(Dataset rows for apps and sites)
--- START ---
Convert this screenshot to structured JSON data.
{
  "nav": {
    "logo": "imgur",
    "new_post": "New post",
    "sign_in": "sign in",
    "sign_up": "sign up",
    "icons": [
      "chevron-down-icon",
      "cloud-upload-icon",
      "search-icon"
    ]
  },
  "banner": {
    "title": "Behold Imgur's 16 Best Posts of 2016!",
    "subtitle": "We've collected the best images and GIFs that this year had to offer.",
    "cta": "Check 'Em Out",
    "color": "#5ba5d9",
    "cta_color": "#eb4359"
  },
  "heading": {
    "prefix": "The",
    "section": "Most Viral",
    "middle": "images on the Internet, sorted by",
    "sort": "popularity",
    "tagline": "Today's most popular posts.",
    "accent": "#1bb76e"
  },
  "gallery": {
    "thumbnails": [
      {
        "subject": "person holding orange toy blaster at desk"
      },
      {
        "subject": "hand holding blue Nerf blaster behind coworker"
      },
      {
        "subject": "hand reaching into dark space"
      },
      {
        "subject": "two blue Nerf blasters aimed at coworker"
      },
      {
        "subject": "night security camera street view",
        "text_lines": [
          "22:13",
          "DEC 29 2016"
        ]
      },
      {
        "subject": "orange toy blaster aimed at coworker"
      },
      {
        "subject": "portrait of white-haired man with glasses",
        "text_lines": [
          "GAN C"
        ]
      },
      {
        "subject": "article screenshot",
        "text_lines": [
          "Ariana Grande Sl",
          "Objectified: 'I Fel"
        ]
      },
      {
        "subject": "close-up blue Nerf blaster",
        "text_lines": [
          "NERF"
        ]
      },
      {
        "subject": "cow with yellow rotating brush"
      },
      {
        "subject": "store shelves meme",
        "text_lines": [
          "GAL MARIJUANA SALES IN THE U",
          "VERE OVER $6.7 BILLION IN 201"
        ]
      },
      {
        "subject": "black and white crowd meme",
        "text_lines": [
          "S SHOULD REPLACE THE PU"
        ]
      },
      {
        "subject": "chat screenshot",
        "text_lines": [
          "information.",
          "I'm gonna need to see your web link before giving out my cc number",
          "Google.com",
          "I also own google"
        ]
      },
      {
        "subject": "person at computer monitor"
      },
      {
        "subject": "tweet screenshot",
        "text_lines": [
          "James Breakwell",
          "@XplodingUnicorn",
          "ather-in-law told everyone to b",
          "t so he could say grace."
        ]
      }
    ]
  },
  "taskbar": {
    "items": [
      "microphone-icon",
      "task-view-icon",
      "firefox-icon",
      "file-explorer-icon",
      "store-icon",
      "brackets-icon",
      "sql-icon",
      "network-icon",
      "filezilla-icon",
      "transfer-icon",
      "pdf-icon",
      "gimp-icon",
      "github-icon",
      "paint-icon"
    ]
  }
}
--- END ---
-- Activity --
Filter the records, keeping only lines that contain "images", and show those lines.

-- Solution --
    "subtitle": "We've collected the best images and GIFs that this year had to offer.",
    "middle": "images on the Internet, sorted by",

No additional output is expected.